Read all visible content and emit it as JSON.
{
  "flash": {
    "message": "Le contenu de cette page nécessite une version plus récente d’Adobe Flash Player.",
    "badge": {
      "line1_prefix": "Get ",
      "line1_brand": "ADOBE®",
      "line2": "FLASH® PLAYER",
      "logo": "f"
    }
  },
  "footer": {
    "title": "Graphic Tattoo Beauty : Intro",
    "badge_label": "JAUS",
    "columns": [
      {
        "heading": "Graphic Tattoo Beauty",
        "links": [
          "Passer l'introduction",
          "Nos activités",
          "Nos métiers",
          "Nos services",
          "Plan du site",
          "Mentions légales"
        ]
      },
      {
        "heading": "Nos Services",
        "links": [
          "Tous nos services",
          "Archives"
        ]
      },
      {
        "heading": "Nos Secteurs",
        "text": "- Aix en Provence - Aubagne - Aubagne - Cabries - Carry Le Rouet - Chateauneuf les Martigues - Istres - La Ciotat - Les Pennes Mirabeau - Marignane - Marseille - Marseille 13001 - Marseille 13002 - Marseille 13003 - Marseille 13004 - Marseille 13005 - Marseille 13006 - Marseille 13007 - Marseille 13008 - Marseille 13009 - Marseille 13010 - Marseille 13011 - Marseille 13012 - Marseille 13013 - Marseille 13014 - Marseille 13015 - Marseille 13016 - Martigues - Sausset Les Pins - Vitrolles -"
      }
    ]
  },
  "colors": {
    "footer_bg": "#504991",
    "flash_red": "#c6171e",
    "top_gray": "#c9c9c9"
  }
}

════════════════════

§ **Objective**
The records above must be output exactly, in full.

§ **Finished answer**
Read all visible content and emit it as JSON.
{
  "flash": {
    "message": "Le contenu de cette page nécessite une version plus récente d’Adobe Flash Player.",
    "badge": {
      "line1_prefix": "Get ",
      "line1_brand": "ADOBE®",
      "line2": "FLASH® PLAYER",
      "logo": "f"
    }
  },
  "footer": {
    "title": "Graphic Tattoo Beauty : Intro",
    "badge_label": "JAUS",
    "columns": [
      {
        "heading": "Graphic Tattoo Beauty",
        "links": [
          "Passer l'introduction",
          "Nos activités",
          "Nos métiers",
          "Nos services",
          "Plan du site",
          "Mentions légales"
        ]
      },
      {
        "heading": "Nos Services",
        "links": [
          "Tous nos services",
          "Archives"
        ]
      },
      {
        "heading": "Nos Secteurs",
        "text": "- Aix en Provence - Aubagne - Aubagne - Cabries - Carry Le Rouet - Chateauneuf les Martigues - Istres - La Ciotat - Les Pennes Mirabeau - Marignane - Marseille - Marseille 13001 - Marseille 13002 - Marseille 13003 - Marseille 13004 - Marseille 13005 - Marseille 13006 - Marseille 13007 - Marseille 13008 - Marseille 13009 - Marseille 13010 - Marseille 13011 - Marseille 13012 - Marseille 13013 - Marseille 13014 - Marseille 13015 - Marseille 13016 - Martigues - Sausset Les Pins - Vitrolles -"
      }
    ]
  },
  "colors": {
    "footer_bg": "#504991",
    "flash_red": "#c6171e",
    "top_gray": "#c9c9c9"
  }
}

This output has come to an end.